Return the material below in full and exactly.

Items listed in a dataset:
────────────────────────────────────────
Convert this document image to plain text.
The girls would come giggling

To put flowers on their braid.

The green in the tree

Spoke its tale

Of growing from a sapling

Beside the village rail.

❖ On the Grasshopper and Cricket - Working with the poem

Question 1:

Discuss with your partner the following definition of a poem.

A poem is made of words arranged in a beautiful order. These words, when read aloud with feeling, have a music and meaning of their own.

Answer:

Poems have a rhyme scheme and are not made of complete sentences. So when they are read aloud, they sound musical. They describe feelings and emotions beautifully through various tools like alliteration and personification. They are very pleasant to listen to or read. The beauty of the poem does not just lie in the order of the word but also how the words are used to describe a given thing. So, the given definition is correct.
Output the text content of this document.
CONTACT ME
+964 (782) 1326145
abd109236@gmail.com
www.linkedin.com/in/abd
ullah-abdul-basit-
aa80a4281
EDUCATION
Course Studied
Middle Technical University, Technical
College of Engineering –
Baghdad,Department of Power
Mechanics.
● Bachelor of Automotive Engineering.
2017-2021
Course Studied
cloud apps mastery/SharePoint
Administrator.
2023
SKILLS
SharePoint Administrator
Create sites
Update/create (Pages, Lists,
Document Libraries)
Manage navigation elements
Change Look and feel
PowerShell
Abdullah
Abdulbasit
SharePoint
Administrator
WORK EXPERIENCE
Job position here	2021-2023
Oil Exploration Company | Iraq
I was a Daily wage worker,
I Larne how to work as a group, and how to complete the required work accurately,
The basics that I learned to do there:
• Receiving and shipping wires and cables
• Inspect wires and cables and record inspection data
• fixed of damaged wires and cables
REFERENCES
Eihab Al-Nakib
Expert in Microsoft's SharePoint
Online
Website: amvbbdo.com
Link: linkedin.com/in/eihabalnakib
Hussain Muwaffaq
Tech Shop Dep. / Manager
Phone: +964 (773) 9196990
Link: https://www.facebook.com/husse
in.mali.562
────────────────────────────────────────
#### The completed task:
Convert this document image to plain text.
The girls would come giggling

To put flowers on their braid.

The green in the tree

Spoke its tale

Of growing from a sapling

Beside the village rail.

❖ On the Grasshopper and Cricket - Working with the poem

Question 1:

Discuss with your partner the following definition of a poem.

A poem is made of words arranged in a beautiful order. These words, when read aloud with feeling, have a music and meaning of their own.

Answer:

Poems have a rhyme scheme and are not made of complete sentences. So when they are read aloud, they sound musical. They describe feelings and emotions beautifully through various tools like alliteration and personification. They are very pleasant to listen to or read. The beauty of the poem does not just lie in the order of the word but also how the words are used to describe a given thing. So, the given definition is correct.
Output the text content of this document.
CONTACT ME
+964 (782) 1326145
abd109236@gmail.com
www.linkedin.com/in/abd
ullah-abdul-basit-
aa80a4281
EDUCATION
Course Studied
Middle Technical University, Technical
College of Engineering –
Baghdad,Department of Power
Mechanics.
● Bachelor of Automotive Engineering.
2017-2021
Course Studied
cloud apps mastery/SharePoint
Administrator.
2023
SKILLS
SharePoint Administrator
Create sites
Update/create (Pages, Lists,
Document Libraries)
Manage navigation elements
Change Look and feel
PowerShell
Abdullah
Abdulbasit
SharePoint
Administrator
WORK EXPERIENCE
Job position here	2021-2023
Oil Exploration Company | Iraq
I was a Daily wage worker,
I Larne how to work as a group, and how to complete the required work accurately,
The basics that I learned to do there:
• Receiving and shipping wires and cables
• Inspect wires and cables and record inspection data
• fixed of damaged wires and cables
REFERENCES
Eihab Al-Nakib
Expert in Microsoft's SharePoint
Online
Website: amvbbdo.com
Link: linkedin.com/in/eihabalnakib
Hussain Muwaffaq
Tech Shop Dep. / Manager
Phone: +964 (773) 9196990
Link: https://www.facebook.com/husse
in.mali.562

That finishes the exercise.